─── Source data
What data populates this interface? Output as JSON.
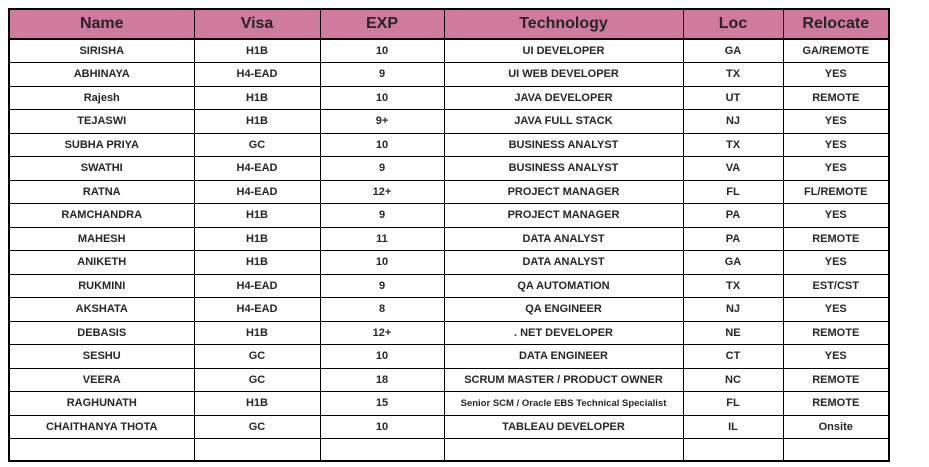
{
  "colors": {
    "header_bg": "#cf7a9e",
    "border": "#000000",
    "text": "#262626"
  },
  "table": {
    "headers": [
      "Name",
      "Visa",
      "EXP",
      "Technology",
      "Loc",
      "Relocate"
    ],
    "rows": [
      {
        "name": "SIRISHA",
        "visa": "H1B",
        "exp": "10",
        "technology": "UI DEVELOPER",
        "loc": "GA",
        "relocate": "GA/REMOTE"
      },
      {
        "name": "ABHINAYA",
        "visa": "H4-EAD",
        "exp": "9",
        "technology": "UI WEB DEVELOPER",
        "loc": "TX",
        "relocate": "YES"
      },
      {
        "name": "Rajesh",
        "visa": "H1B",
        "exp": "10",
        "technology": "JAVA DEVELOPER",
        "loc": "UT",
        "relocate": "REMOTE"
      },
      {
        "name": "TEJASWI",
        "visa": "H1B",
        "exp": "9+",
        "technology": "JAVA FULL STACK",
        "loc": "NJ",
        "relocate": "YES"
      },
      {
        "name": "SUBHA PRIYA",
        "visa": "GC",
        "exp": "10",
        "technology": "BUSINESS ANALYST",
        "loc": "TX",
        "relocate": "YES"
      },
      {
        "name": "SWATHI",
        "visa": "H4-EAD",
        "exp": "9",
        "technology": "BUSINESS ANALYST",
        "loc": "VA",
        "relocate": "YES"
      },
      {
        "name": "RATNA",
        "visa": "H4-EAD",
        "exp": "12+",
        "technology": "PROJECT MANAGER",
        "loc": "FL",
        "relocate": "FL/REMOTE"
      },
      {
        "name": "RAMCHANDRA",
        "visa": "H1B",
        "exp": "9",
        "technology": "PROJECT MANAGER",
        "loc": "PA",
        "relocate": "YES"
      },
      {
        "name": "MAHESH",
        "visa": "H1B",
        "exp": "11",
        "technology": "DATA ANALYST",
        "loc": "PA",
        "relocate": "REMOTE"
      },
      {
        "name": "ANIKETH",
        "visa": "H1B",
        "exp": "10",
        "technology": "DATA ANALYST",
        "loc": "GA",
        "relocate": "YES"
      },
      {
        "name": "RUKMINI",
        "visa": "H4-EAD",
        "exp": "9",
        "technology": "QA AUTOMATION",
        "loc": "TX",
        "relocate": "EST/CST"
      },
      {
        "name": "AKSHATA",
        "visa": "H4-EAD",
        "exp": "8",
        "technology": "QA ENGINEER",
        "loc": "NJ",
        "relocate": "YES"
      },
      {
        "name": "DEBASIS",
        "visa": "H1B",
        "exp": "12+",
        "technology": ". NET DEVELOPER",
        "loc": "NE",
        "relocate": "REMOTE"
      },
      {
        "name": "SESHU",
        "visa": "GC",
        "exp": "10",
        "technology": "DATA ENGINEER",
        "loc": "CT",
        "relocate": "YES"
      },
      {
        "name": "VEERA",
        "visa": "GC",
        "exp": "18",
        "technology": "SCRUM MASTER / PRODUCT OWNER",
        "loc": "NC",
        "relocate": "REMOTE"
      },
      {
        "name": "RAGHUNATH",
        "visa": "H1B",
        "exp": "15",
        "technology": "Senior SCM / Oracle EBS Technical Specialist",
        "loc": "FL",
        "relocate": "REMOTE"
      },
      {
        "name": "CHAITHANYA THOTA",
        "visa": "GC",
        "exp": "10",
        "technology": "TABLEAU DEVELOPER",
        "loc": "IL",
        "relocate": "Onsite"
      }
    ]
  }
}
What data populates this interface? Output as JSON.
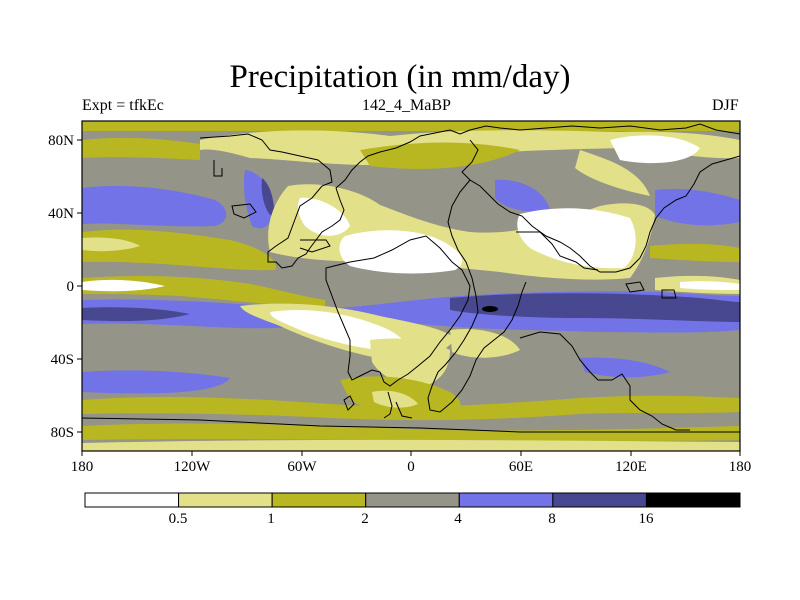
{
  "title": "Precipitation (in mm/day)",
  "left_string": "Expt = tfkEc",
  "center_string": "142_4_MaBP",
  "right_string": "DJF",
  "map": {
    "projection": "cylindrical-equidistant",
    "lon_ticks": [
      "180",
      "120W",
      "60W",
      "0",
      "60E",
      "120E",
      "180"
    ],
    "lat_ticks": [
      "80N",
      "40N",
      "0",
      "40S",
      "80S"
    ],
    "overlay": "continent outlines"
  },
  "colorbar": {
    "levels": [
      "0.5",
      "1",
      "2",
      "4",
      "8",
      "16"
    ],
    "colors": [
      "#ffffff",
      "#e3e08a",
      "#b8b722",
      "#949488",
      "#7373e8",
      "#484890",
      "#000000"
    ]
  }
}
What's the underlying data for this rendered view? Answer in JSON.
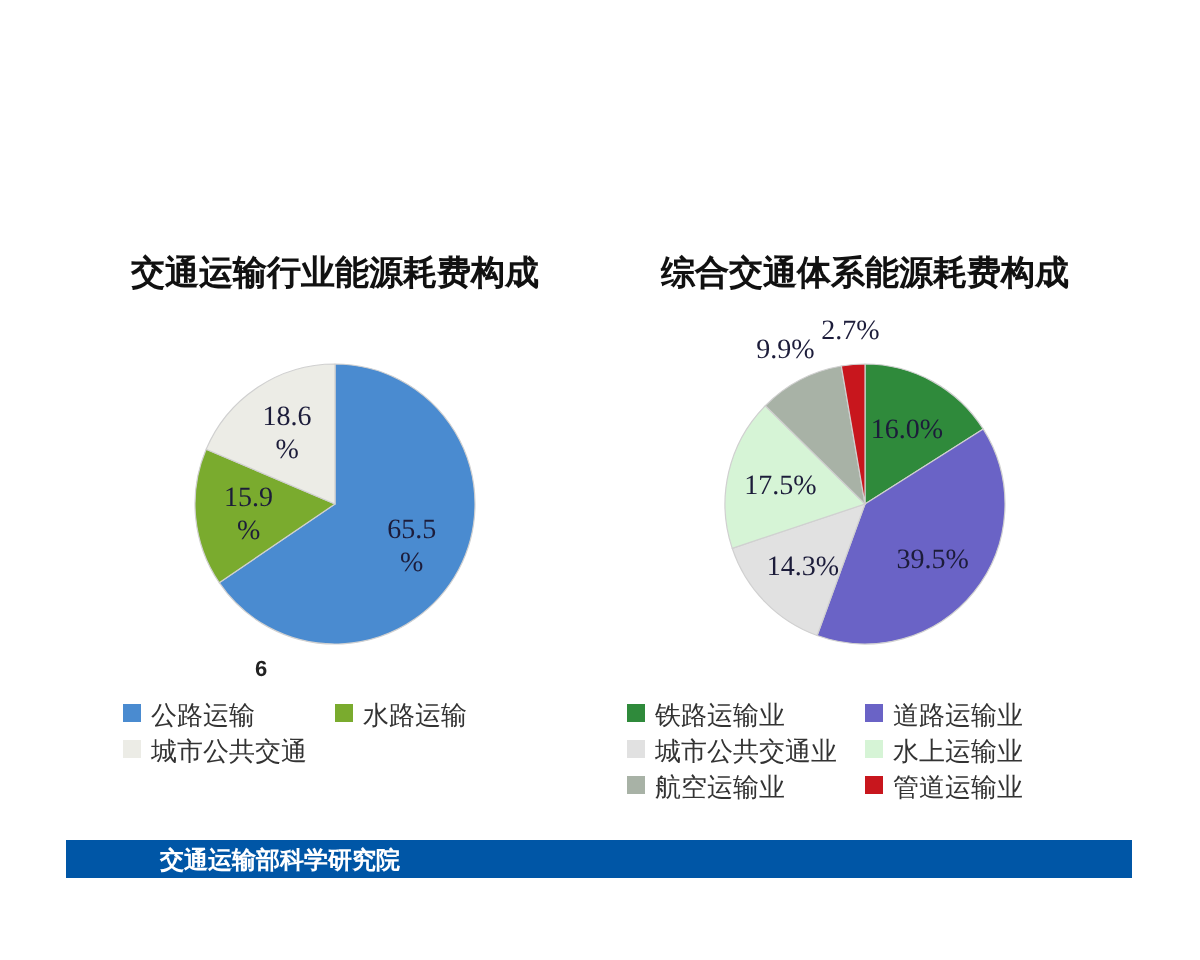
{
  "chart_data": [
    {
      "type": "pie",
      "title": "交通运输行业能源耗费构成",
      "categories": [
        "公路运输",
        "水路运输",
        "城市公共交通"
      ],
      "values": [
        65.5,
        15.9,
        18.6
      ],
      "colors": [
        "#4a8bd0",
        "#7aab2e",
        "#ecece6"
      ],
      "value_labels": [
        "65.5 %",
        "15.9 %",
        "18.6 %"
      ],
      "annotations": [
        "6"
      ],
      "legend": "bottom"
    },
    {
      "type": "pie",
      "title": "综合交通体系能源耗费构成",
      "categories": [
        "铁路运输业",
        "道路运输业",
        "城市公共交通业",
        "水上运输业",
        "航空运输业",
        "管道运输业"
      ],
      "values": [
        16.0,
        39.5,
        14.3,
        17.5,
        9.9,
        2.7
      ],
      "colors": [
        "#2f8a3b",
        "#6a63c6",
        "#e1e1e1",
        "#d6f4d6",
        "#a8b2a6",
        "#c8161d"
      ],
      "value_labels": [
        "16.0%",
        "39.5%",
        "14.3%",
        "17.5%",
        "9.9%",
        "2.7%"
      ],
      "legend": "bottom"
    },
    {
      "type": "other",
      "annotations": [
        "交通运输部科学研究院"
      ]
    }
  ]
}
──────
### Written problem:
Repeat the listing in full and exactly. Do not include any images.

### Right answer:
What data populates this interface? Output as JSON.
{
  "colors": {
    "header_bg": "#cf7a9e",
    "border": "#000000",
    "text": "#262626"
  },
  "table": {
    "headers": [
      "Name",
      "Visa",
      "EXP",
      "Technology",
      "Loc",
      "Relocate"
    ],
    "rows": [
      {
        "name": "SIRISHA",
        "visa": "H1B",
        "exp": "10",
        "technology": "UI DEVELOPER",
        "loc": "GA",
        "relocate": "GA/REMOTE"
      },
      {
        "name": "ABHINAYA",
        "visa": "H4-EAD",
        "exp": "9",
        "technology": "UI WEB DEVELOPER",
        "loc": "TX",
        "relocate": "YES"
      },
      {
        "name": "Rajesh",
        "visa": "H1B",
        "exp": "10",
        "technology": "JAVA DEVELOPER",
        "loc": "UT",
        "relocate": "REMOTE"
      },
      {
        "name": "TEJASWI",
        "visa": "H1B",
        "exp": "9+",
        "technology": "JAVA FULL STACK",
        "loc": "NJ",
        "relocate": "YES"
      },
      {
        "name": "SUBHA PRIYA",
        "visa": "GC",
        "exp": "10",
        "technology": "BUSINESS ANALYST",
        "loc": "TX",
        "relocate": "YES"
      },
      {
        "name": "SWATHI",
        "visa": "H4-EAD",
        "exp": "9",
        "technology": "BUSINESS ANALYST",
        "loc": "VA",
        "relocate": "YES"
      },
      {
        "name": "RATNA",
        "visa": "H4-EAD",
        "exp": "12+",
        "technology": "PROJECT MANAGER",
        "loc": "FL",
        "relocate": "FL/REMOTE"
      },
      {
        "name": "RAMCHANDRA",
        "visa": "H1B",
        "exp": "9",
        "technology": "PROJECT MANAGER",
        "loc": "PA",
        "relocate": "YES"
      },
      {
        "name": "MAHESH",
        "visa": "H1B",
        "exp": "11",
        "technology": "DATA ANALYST",
        "loc": "PA",
        "relocate": "REMOTE"
      },
      {
        "name": "ANIKETH",
        "visa": "H1B",
        "exp": "10",
        "technology": "DATA ANALYST",
        "loc": "GA",
        "relocate": "YES"
      },
      {
        "name": "RUKMINI",
        "visa": "H4-EAD",
        "exp": "9",
        "technology": "QA AUTOMATION",
        "loc": "TX",
        "relocate": "EST/CST"
      },
      {
        "name": "AKSHATA",
        "visa": "H4-EAD",
        "exp": "8",
        "technology": "QA ENGINEER",
        "loc": "NJ",
        "relocate": "YES"
      },
      {
        "name": "DEBASIS",
        "visa": "H1B",
        "exp": "12+",
        "technology": ". NET DEVELOPER",
        "loc": "NE",
        "relocate": "REMOTE"
      },
      {
        "name": "SESHU",
        "visa": "GC",
        "exp": "10",
        "technology": "DATA ENGINEER",
        "loc": "CT",
        "relocate": "YES"
      },
      {
        "name": "VEERA",
        "visa": "GC",
        "exp": "18",
        "technology": "SCRUM MASTER / PRODUCT OWNER",
        "loc": "NC",
        "relocate": "REMOTE"
      },
      {
        "name": "RAGHUNATH",
        "visa": "H1B",
        "exp": "15",
        "technology": "Senior SCM / Oracle EBS Technical Specialist",
        "loc": "FL",
        "relocate": "REMOTE"
      },
      {
        "name": "CHAITHANYA THOTA",
        "visa": "GC",
        "exp": "10",
        "technology": "TABLEAU DEVELOPER",
        "loc": "IL",
        "relocate": "Onsite"
      }
    ]
  }
}
What data populates this interface? Output as JSON.
{
  "title": "Precipitation (in mm/day)",
  "left_string": "Expt = tfkEc",
  "center_string": "142_4_MaBP",
  "right_string": "DJF",
  "map": {
    "projection": "cylindrical-equidistant",
    "lon_ticks": [
      "180",
      "120W",
      "60W",
      "0",
      "60E",
      "120E",
      "180"
    ],
    "lat_ticks": [
      "80N",
      "40N",
      "0",
      "40S",
      "80S"
    ],
    "overlay": "continent outlines"
  },
  "colorbar": {
    "levels": [
      "0.5",
      "1",
      "2",
      "4",
      "8",
      "16"
    ],
    "colors": [
      "#ffffff",
      "#e3e08a",
      "#b8b722",
      "#949488",
      "#7373e8",
      "#484890",
      "#000000"
    ]
  }
}
What's the underlying data for this rendered view? Answer in JSON.
{
  "chart_data": [
    {
      "type": "pie",
      "title": "交通运输行业能源耗费构成",
      "categories": [
        "公路运输",
        "水路运输",
        "城市公共交通"
      ],
      "values": [
        65.5,
        15.9,
        18.6
      ],
      "colors": [
        "#4a8bd0",
        "#7aab2e",
        "#ecece6"
      ],
      "value_labels": [
        "65.5 %",
        "15.9 %",
        "18.6 %"
      ],
      "annotations": [
        "6"
      ],
      "legend": "bottom"
    },
    {
      "type": "pie",
      "title": "综合交通体系能源耗费构成",
      "categories": [
        "铁路运输业",
        "道路运输业",
        "城市公共交通业",
        "水上运输业",
        "航空运输业",
        "管道运输业"
      ],
      "values": [
        16.0,
        39.5,
        14.3,
        17.5,
        9.9,
        2.7
      ],
      "colors": [
        "#2f8a3b",
        "#6a63c6",
        "#e1e1e1",
        "#d6f4d6",
        "#a8b2a6",
        "#c8161d"
      ],
      "value_labels": [
        "16.0%",
        "39.5%",
        "14.3%",
        "17.5%",
        "9.9%",
        "2.7%"
      ],
      "legend": "bottom"
    },
    {
      "type": "other",
      "annotations": [
        "交通运输部科学研究院"
      ]
    }
  ]
}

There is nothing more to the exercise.